▶ **Task requirements**
Identify all lines in the listing that include the word "right", and copy them out.

▶ **Figure record extracts**
──────

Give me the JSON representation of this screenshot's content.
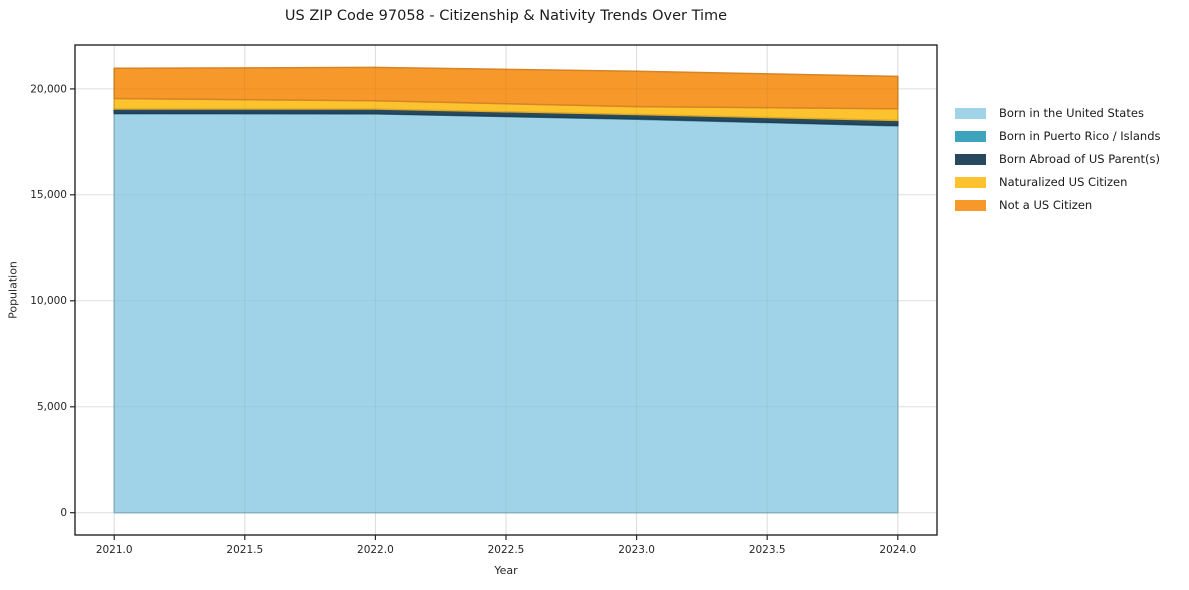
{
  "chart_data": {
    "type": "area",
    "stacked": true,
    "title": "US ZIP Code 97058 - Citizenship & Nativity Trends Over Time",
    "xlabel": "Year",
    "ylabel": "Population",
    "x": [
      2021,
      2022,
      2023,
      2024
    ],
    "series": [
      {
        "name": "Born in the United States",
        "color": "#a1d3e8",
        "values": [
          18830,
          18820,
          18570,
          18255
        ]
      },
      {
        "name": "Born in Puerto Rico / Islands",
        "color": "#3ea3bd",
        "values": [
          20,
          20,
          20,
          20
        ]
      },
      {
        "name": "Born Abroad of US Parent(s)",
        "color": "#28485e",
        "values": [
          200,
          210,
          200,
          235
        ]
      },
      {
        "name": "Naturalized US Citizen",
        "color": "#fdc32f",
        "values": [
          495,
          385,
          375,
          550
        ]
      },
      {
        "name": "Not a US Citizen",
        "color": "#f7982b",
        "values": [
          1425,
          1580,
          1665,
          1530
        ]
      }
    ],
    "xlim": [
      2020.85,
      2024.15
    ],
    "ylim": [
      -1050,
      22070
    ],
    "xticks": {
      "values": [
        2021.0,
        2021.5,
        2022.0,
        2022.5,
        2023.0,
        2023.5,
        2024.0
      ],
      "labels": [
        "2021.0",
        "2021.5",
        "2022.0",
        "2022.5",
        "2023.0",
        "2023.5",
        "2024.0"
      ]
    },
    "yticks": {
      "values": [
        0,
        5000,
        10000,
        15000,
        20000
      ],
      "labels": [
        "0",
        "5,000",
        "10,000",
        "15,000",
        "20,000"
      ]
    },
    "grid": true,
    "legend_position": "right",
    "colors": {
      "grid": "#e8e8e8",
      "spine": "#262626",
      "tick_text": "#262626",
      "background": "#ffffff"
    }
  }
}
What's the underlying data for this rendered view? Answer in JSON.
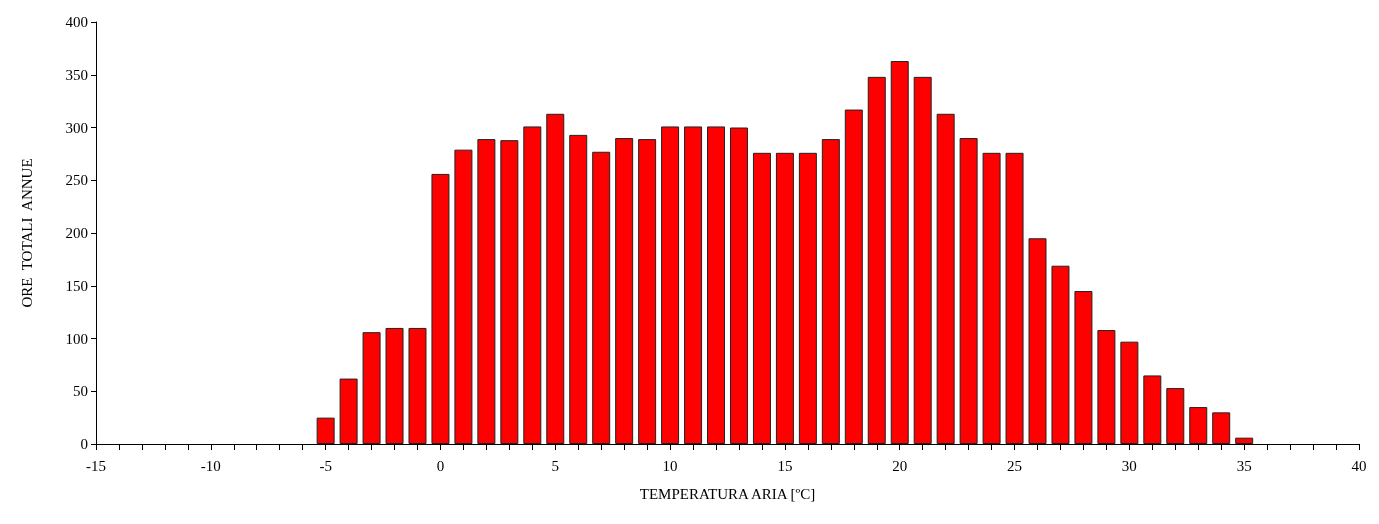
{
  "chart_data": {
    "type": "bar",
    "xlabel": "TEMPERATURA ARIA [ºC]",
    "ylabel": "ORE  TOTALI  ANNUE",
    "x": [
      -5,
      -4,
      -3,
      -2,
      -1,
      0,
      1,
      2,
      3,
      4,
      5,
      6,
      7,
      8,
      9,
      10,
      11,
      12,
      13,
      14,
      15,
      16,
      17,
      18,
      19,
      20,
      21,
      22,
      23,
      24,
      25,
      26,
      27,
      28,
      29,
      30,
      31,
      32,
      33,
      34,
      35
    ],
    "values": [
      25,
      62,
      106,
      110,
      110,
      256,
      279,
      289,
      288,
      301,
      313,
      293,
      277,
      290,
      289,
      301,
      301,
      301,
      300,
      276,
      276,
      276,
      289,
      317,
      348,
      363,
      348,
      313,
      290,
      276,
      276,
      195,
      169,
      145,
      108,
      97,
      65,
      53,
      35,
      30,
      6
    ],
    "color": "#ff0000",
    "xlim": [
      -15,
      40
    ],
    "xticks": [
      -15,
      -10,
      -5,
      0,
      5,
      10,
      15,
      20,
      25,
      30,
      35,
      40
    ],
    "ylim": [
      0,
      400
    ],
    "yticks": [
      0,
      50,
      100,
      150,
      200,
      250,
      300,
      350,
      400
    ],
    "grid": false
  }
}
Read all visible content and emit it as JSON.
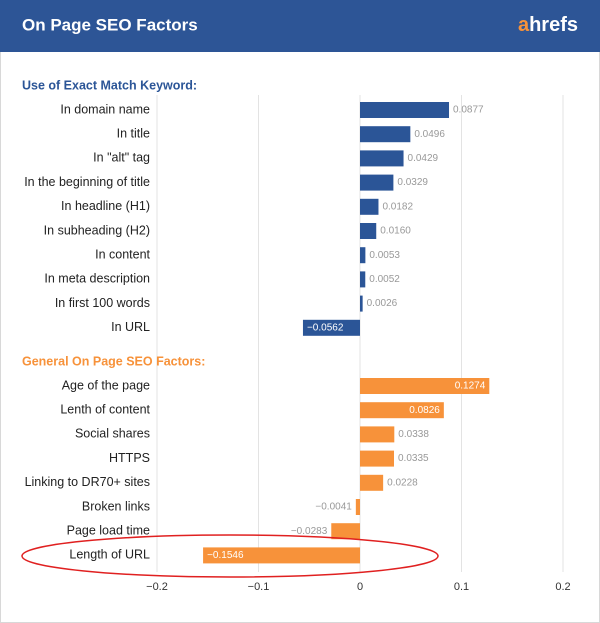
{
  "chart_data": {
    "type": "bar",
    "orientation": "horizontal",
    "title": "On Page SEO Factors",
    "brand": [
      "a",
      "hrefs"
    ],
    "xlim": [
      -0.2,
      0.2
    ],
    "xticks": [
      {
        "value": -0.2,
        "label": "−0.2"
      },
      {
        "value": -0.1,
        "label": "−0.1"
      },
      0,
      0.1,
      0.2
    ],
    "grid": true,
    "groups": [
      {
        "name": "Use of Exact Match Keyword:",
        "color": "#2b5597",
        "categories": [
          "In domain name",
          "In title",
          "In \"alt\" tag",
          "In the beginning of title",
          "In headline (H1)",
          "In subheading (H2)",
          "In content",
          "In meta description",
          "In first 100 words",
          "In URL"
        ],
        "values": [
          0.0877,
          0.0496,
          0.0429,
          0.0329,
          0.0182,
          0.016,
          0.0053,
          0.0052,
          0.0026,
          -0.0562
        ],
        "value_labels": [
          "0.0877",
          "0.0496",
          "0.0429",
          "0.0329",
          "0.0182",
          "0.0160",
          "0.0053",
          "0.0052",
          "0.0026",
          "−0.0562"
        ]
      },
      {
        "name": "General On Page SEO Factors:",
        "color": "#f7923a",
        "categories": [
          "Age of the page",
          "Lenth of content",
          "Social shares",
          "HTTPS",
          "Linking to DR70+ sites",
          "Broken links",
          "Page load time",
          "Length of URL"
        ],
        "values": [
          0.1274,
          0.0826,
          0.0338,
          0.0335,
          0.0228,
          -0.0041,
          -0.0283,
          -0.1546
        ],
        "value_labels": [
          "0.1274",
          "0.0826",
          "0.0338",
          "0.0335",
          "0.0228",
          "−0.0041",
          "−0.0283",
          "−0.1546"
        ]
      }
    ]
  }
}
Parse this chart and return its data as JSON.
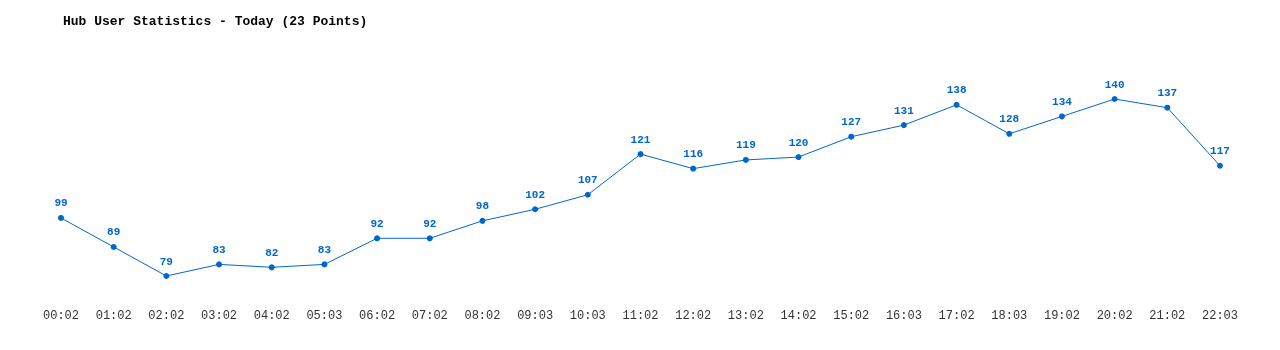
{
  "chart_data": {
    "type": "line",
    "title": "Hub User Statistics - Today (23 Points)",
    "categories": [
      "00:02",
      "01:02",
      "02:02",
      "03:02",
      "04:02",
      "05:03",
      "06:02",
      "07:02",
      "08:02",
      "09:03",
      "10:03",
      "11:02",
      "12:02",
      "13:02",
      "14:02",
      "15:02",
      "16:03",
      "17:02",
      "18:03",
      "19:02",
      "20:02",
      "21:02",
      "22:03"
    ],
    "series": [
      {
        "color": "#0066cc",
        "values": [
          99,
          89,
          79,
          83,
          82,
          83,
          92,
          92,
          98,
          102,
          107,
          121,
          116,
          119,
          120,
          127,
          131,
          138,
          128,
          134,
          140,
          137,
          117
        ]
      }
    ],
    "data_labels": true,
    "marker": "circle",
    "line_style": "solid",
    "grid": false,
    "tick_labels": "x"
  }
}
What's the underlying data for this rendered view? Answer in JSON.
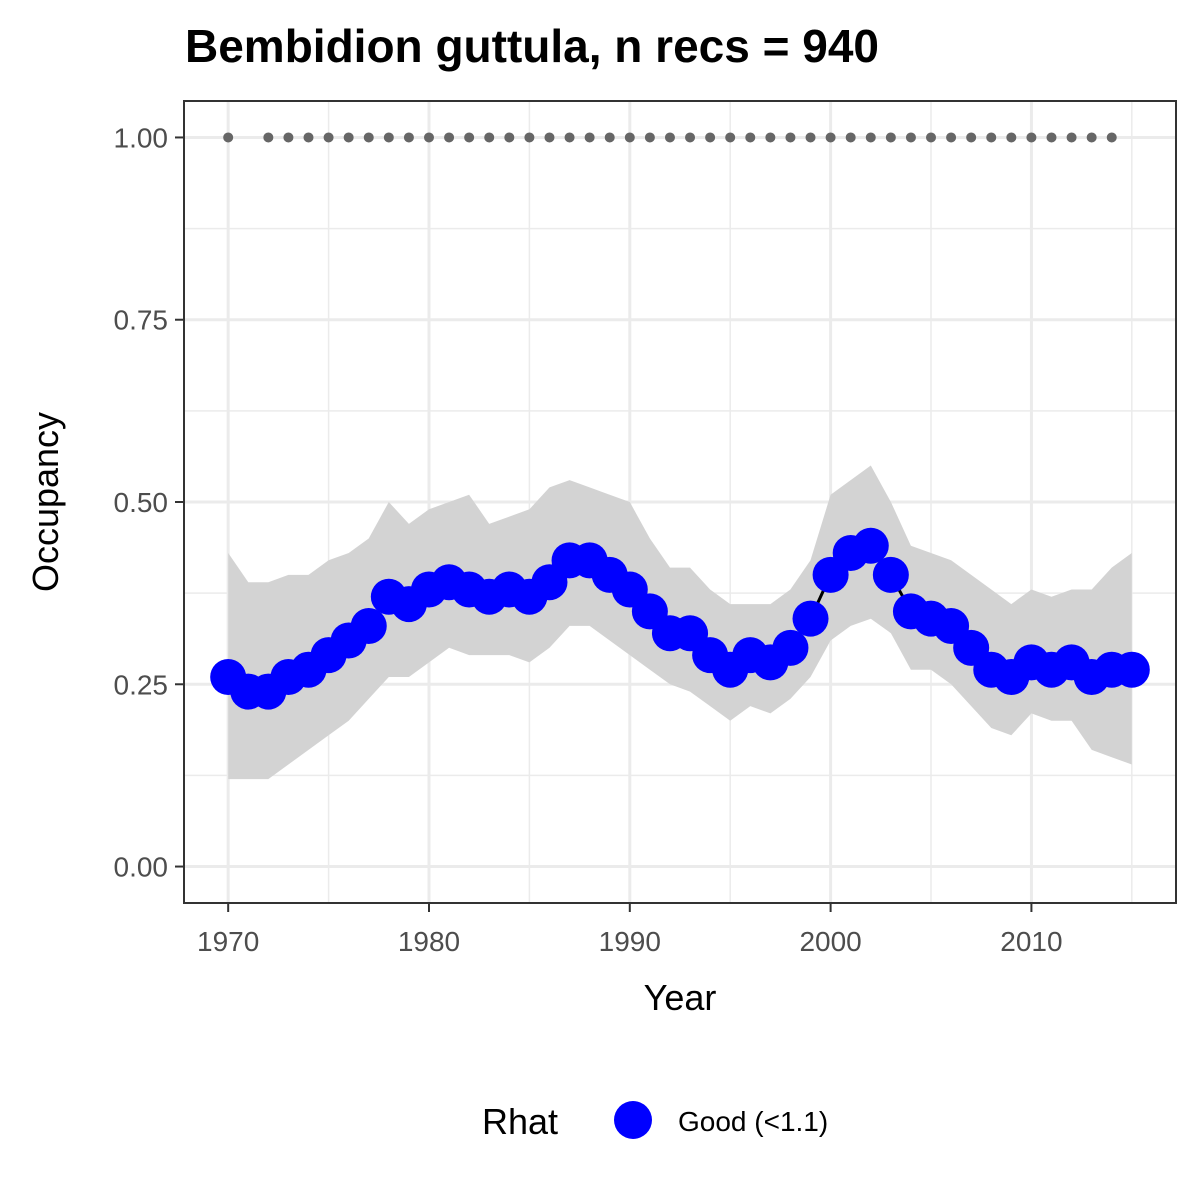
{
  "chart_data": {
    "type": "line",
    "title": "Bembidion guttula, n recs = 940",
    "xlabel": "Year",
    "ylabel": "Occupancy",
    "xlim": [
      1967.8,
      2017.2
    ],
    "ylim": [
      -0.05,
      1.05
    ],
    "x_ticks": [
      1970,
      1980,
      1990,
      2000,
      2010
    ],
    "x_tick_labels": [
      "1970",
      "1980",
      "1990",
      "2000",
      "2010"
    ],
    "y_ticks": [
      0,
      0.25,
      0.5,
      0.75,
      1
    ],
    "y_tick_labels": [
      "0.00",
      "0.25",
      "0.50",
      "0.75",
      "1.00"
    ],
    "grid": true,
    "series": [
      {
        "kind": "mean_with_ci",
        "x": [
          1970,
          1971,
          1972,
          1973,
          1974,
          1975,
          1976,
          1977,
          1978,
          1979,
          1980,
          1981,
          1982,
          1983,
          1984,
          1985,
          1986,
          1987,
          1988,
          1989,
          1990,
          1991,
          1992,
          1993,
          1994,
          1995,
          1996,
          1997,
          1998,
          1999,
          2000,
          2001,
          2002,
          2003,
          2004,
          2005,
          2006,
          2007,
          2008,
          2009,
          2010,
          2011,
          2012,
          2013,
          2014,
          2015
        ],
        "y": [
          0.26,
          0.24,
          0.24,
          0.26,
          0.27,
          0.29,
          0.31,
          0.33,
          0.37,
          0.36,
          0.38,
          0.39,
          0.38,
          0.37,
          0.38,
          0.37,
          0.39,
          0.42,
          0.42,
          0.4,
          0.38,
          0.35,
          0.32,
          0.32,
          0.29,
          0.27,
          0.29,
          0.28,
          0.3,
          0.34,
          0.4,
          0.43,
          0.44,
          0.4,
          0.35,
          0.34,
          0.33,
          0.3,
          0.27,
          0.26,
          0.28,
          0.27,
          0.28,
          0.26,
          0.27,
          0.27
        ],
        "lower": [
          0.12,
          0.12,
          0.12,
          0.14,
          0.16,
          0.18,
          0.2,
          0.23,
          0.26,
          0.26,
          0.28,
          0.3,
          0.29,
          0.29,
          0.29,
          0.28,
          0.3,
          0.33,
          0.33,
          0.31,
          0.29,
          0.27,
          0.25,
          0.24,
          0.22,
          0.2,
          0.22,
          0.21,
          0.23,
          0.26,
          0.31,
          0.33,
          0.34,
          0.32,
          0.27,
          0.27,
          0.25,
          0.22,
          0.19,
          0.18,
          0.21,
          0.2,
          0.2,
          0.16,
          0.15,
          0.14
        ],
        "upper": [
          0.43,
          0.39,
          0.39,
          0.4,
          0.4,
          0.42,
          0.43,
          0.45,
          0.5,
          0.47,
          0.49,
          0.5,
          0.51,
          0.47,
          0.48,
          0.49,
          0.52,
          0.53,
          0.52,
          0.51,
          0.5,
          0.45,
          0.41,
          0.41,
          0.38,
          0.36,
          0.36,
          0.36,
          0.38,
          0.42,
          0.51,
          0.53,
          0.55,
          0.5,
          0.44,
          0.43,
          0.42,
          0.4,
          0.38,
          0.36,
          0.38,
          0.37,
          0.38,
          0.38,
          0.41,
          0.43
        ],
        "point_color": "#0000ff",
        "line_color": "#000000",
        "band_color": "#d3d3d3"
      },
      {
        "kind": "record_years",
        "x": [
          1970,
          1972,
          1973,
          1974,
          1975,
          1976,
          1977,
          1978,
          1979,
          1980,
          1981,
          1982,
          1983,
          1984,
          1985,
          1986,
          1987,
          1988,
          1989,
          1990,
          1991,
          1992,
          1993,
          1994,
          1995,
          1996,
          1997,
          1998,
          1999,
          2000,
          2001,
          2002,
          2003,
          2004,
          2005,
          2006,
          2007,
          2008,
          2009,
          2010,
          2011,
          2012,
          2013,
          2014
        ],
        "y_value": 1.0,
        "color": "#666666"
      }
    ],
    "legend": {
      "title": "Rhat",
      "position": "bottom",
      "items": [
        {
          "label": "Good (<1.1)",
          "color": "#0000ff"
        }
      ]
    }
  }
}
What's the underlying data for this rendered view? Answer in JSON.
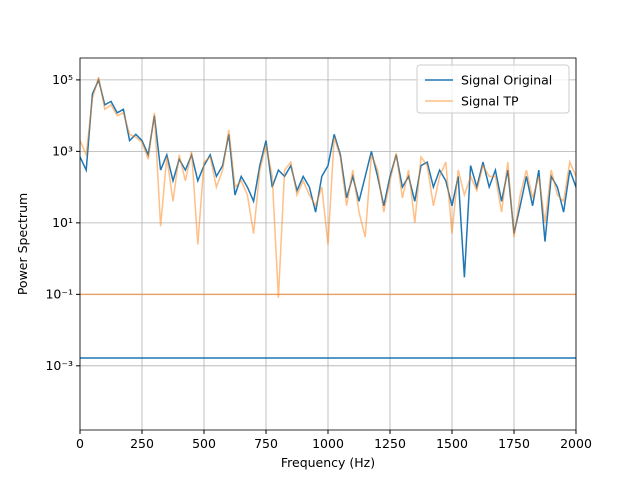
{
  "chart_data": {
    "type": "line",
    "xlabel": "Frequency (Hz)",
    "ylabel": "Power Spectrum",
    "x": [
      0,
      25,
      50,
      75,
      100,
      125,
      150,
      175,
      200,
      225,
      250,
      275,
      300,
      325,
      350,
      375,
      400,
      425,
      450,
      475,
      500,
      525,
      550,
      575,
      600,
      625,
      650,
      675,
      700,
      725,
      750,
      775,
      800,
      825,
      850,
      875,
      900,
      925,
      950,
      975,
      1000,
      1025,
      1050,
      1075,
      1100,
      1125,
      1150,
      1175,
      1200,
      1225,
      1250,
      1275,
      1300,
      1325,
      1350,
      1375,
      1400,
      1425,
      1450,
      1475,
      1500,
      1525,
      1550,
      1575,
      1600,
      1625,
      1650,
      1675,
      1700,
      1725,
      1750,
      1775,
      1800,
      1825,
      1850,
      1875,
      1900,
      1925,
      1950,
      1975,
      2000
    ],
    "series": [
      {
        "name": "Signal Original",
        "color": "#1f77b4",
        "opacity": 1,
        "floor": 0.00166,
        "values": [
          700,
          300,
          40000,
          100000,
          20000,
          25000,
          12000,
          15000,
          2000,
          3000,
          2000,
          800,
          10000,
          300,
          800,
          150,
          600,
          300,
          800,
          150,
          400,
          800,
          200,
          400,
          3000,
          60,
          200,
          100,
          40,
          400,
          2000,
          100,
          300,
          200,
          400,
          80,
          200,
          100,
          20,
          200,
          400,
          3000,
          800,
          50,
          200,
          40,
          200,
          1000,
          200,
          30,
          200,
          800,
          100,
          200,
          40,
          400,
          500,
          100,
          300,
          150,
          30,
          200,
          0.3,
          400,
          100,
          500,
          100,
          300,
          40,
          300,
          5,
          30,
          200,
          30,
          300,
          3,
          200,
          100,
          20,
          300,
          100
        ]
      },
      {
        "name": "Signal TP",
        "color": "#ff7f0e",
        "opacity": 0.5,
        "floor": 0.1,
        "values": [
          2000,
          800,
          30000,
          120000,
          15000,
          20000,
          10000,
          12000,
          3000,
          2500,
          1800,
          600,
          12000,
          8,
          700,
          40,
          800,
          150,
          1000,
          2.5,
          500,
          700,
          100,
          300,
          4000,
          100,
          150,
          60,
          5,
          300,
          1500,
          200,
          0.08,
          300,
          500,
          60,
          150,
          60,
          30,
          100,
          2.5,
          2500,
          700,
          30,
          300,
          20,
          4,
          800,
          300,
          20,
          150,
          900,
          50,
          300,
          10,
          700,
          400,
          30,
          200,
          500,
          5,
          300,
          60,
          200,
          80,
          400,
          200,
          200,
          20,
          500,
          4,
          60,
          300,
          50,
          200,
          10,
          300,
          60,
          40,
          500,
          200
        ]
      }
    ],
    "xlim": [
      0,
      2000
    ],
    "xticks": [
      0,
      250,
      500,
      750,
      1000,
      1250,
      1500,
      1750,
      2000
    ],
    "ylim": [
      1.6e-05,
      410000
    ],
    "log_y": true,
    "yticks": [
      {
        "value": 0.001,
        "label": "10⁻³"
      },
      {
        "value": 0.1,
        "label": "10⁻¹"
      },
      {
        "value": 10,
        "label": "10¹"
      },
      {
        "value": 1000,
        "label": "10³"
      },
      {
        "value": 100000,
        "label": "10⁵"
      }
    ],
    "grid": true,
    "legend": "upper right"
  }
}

──────

▶ **Answer to this exercise**
    "legend_position": "right",
    "legend": "upper right"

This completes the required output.